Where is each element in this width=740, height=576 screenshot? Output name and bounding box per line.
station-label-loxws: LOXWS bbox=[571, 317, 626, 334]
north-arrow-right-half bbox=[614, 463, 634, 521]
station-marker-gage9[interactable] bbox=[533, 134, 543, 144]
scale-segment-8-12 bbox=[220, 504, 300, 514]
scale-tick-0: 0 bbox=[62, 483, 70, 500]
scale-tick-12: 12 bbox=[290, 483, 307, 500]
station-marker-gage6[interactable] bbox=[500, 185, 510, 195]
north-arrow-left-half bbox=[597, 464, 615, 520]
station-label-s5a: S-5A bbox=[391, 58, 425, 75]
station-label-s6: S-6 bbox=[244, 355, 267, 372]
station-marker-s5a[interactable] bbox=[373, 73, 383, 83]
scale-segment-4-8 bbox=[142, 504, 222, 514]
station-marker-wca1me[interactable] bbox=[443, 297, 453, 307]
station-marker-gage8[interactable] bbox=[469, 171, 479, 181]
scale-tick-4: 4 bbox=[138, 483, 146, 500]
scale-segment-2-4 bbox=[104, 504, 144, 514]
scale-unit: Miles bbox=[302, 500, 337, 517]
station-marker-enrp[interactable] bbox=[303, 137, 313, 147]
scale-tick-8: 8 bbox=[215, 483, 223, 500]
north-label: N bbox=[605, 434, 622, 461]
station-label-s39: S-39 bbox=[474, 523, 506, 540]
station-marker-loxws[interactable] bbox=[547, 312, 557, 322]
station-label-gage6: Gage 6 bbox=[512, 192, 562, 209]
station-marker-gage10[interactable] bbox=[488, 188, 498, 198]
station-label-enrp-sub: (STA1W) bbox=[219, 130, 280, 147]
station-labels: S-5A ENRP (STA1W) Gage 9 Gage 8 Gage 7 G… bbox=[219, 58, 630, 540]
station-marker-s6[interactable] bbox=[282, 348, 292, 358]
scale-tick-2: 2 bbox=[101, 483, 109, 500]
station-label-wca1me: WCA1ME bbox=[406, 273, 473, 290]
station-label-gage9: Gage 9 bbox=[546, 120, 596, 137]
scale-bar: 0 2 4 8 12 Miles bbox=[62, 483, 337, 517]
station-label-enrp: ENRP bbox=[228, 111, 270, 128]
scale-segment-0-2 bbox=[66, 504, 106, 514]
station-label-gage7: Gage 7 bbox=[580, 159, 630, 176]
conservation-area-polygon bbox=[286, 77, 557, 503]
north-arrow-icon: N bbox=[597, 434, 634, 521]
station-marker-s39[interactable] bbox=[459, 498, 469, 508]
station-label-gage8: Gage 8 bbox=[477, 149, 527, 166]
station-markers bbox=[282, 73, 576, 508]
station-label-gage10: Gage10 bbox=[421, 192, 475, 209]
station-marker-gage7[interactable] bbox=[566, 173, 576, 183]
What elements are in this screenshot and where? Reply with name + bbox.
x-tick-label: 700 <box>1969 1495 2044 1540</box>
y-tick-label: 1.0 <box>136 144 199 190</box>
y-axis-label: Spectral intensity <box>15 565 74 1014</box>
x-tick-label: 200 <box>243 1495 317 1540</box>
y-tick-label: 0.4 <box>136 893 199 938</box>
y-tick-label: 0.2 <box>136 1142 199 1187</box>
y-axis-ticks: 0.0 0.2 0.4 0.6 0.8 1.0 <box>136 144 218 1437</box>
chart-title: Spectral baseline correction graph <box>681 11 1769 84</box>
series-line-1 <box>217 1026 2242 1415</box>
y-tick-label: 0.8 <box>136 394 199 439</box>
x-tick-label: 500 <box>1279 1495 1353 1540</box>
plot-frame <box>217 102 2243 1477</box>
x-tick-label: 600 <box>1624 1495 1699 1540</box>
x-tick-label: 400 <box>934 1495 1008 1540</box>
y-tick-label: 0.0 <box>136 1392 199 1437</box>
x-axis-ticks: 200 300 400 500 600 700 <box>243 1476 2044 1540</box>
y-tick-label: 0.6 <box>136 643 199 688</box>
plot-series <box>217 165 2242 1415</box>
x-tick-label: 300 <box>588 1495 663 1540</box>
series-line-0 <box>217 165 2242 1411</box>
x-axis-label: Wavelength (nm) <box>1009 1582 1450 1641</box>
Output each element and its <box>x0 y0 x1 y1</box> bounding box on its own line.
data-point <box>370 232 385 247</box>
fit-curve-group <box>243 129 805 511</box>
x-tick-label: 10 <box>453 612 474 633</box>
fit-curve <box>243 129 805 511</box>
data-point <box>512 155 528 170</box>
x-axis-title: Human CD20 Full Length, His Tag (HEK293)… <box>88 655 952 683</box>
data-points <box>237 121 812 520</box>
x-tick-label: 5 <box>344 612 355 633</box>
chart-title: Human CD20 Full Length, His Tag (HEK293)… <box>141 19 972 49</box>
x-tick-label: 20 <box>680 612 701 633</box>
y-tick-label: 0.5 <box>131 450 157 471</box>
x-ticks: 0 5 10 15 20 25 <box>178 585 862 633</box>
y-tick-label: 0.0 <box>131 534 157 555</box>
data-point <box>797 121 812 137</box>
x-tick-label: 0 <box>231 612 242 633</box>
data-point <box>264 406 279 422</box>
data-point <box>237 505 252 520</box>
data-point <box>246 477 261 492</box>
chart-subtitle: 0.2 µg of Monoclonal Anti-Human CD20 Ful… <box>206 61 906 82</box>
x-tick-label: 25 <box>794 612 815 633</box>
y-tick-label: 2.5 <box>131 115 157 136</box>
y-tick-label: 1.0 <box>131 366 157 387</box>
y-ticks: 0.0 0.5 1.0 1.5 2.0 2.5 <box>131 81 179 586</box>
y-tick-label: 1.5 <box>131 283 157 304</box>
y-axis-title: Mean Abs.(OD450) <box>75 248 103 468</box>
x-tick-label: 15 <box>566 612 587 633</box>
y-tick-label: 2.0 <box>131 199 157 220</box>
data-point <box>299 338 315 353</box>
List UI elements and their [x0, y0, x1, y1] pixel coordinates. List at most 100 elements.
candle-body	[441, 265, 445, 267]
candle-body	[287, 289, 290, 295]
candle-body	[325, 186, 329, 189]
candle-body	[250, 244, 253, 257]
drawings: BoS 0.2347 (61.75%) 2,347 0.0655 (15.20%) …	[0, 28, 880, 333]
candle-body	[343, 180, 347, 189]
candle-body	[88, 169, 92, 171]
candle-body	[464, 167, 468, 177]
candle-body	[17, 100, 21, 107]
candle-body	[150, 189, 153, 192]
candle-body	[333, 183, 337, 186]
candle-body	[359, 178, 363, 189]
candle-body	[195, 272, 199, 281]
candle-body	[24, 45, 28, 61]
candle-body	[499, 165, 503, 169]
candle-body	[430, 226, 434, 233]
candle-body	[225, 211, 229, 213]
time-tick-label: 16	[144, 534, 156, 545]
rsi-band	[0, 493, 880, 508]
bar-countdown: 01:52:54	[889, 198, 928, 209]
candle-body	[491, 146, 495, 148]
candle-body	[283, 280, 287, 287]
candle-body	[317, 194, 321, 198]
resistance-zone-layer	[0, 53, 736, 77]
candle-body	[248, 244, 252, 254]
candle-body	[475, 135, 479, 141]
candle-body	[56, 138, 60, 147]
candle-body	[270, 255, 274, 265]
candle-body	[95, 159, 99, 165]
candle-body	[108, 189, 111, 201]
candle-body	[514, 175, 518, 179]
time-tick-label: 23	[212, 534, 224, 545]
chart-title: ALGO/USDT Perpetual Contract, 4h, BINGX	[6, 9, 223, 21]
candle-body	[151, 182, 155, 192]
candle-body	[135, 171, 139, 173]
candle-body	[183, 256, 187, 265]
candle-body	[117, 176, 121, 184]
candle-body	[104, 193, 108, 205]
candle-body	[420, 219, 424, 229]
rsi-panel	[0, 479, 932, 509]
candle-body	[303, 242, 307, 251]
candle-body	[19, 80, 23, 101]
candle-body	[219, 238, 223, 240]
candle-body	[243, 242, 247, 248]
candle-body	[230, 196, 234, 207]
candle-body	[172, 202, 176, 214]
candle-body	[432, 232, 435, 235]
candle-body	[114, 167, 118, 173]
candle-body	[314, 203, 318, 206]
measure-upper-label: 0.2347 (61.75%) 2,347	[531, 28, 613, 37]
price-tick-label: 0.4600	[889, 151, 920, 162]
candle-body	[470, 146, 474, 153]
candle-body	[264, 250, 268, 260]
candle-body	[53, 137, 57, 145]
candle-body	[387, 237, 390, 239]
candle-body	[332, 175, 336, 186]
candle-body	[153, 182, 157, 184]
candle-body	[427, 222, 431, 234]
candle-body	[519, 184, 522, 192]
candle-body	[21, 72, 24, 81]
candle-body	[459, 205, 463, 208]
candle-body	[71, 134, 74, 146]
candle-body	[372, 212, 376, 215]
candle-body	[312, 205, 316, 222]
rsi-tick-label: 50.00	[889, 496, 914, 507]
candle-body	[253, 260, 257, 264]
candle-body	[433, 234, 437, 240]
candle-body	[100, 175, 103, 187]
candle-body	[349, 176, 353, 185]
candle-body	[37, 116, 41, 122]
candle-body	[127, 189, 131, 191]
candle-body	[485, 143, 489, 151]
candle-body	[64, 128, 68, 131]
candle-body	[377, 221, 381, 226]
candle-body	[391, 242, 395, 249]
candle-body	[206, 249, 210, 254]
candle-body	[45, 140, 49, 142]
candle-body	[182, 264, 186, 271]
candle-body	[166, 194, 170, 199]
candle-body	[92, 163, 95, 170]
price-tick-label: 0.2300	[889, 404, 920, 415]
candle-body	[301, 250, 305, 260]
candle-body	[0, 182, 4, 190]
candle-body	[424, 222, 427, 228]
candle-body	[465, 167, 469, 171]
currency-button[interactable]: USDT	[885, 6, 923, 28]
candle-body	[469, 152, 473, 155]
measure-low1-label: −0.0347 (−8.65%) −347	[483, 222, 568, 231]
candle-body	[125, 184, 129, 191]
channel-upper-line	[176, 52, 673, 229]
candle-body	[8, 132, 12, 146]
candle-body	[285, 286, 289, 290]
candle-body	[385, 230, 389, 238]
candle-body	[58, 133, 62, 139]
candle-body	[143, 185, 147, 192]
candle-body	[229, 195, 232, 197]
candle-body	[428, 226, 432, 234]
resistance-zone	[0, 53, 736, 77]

■ ■ ■ ■

WHAT IS NEEDED → Pick out each line of the data above that contains the word "segment" and copy it in full.

EXPECTED OUTPUT →
scale-segment-8-12 bbox=[220, 504, 300, 514]
scale-segment-4-8 bbox=[142, 504, 222, 514]
scale-segment-2-4 bbox=[104, 504, 144, 514]
scale-segment-0-2 bbox=[66, 504, 106, 514]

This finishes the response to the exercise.